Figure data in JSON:
-=-=-

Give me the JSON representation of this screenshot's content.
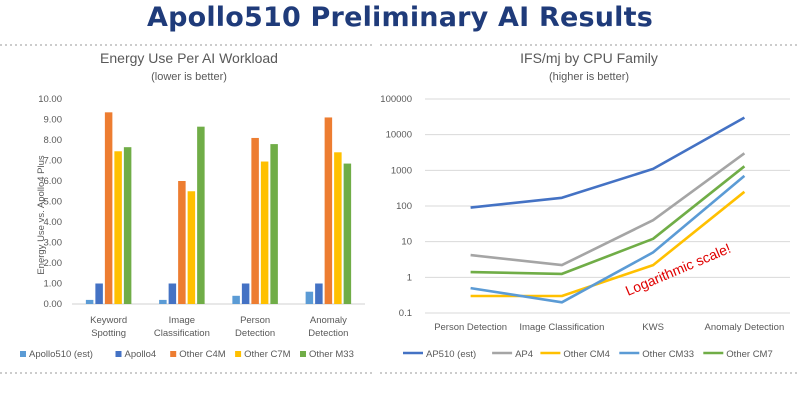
{
  "page": {
    "title": "Apollo510 Preliminary AI Results"
  },
  "chart_data": [
    {
      "type": "bar",
      "title": "Energy Use Per AI Workload",
      "subtitle": "(lower is better)",
      "xlabel": "",
      "ylabel": "Energy Use vs. Apollo4 Plus",
      "ylim": [
        0,
        10
      ],
      "yticks": [
        "0.00",
        "1.00",
        "2.00",
        "3.00",
        "4.00",
        "5.00",
        "6.00",
        "7.00",
        "8.00",
        "9.00",
        "10.00"
      ],
      "grid": false,
      "legend": "bottom",
      "categories": [
        [
          "Keyword",
          "Spotting"
        ],
        [
          "Image",
          "Classification"
        ],
        [
          "Person",
          "Detection"
        ],
        [
          "Anomaly",
          "Detection"
        ]
      ],
      "series": [
        {
          "name": "Apollo510 (est)",
          "color": "#5b9bd5",
          "values": [
            0.2,
            0.2,
            0.4,
            0.6
          ]
        },
        {
          "name": "Apollo4",
          "color": "#4472c4",
          "values": [
            1.0,
            1.0,
            1.0,
            1.0
          ]
        },
        {
          "name": "Other C4M",
          "color": "#ed7d31",
          "values": [
            9.35,
            6.0,
            8.1,
            9.1
          ]
        },
        {
          "name": "Other C7M",
          "color": "#ffc000",
          "values": [
            7.45,
            5.5,
            6.95,
            7.4
          ]
        },
        {
          "name": "Other M33",
          "color": "#70ad47",
          "values": [
            7.65,
            8.65,
            7.8,
            6.85
          ]
        }
      ]
    },
    {
      "type": "line",
      "title": "IFS/mj by CPU Family",
      "subtitle": "(higher is better)",
      "scale": "log",
      "ylim": [
        0.1,
        100000
      ],
      "yticks": [
        "0.1",
        "1",
        "10",
        "100",
        "1000",
        "10000",
        "100000"
      ],
      "grid": true,
      "legend": "bottom",
      "annotation": "Logarithmic scale!",
      "categories": [
        "Person Detection",
        "Image Classification",
        "KWS",
        "Anomaly Detection"
      ],
      "series": [
        {
          "name": "AP510 (est)",
          "color": "#4472c4",
          "values": [
            90,
            170,
            1100,
            30000
          ]
        },
        {
          "name": "AP4",
          "color": "#a5a5a5",
          "values": [
            4.2,
            2.2,
            40,
            3000
          ]
        },
        {
          "name": "Other CM4",
          "color": "#ffc000",
          "values": [
            0.3,
            0.3,
            2.2,
            250
          ]
        },
        {
          "name": "Other CM33",
          "color": "#5b9bd5",
          "values": [
            0.5,
            0.2,
            5,
            700
          ]
        },
        {
          "name": "Other CM7",
          "color": "#70ad47",
          "values": [
            1.4,
            1.25,
            12,
            1300
          ]
        }
      ]
    }
  ]
}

-=-=-

Make an exact copy of all entries above, dropping the images.

Give me the JSON representation of this screenshot's content.
{
  "page": {
    "title": "Apollo510 Preliminary AI Results"
  },
  "chart_data": [
    {
      "type": "bar",
      "title": "Energy Use Per AI Workload",
      "subtitle": "(lower is better)",
      "xlabel": "",
      "ylabel": "Energy Use vs. Apollo4 Plus",
      "ylim": [
        0,
        10
      ],
      "yticks": [
        "0.00",
        "1.00",
        "2.00",
        "3.00",
        "4.00",
        "5.00",
        "6.00",
        "7.00",
        "8.00",
        "9.00",
        "10.00"
      ],
      "grid": false,
      "legend": "bottom",
      "categories": [
        [
          "Keyword",
          "Spotting"
        ],
        [
          "Image",
          "Classification"
        ],
        [
          "Person",
          "Detection"
        ],
        [
          "Anomaly",
          "Detection"
        ]
      ],
      "series": [
        {
          "name": "Apollo510 (est)",
          "color": "#5b9bd5",
          "values": [
            0.2,
            0.2,
            0.4,
            0.6
          ]
        },
        {
          "name": "Apollo4",
          "color": "#4472c4",
          "values": [
            1.0,
            1.0,
            1.0,
            1.0
          ]
        },
        {
          "name": "Other C4M",
          "color": "#ed7d31",
          "values": [
            9.35,
            6.0,
            8.1,
            9.1
          ]
        },
        {
          "name": "Other C7M",
          "color": "#ffc000",
          "values": [
            7.45,
            5.5,
            6.95,
            7.4
          ]
        },
        {
          "name": "Other M33",
          "color": "#70ad47",
          "values": [
            7.65,
            8.65,
            7.8,
            6.85
          ]
        }
      ]
    },
    {
      "type": "line",
      "title": "IFS/mj by CPU Family",
      "subtitle": "(higher is better)",
      "scale": "log",
      "ylim": [
        0.1,
        100000
      ],
      "yticks": [
        "0.1",
        "1",
        "10",
        "100",
        "1000",
        "10000",
        "100000"
      ],
      "grid": true,
      "legend": "bottom",
      "annotation": "Logarithmic scale!",
      "categories": [
        "Person Detection",
        "Image Classification",
        "KWS",
        "Anomaly Detection"
      ],
      "series": [
        {
          "name": "AP510 (est)",
          "color": "#4472c4",
          "values": [
            90,
            170,
            1100,
            30000
          ]
        },
        {
          "name": "AP4",
          "color": "#a5a5a5",
          "values": [
            4.2,
            2.2,
            40,
            3000
          ]
        },
        {
          "name": "Other CM4",
          "color": "#ffc000",
          "values": [
            0.3,
            0.3,
            2.2,
            250
          ]
        },
        {
          "name": "Other CM33",
          "color": "#5b9bd5",
          "values": [
            0.5,
            0.2,
            5,
            700
          ]
        },
        {
          "name": "Other CM7",
          "color": "#70ad47",
          "values": [
            1.4,
            1.25,
            12,
            1300
          ]
        }
      ]
    }
  ]
}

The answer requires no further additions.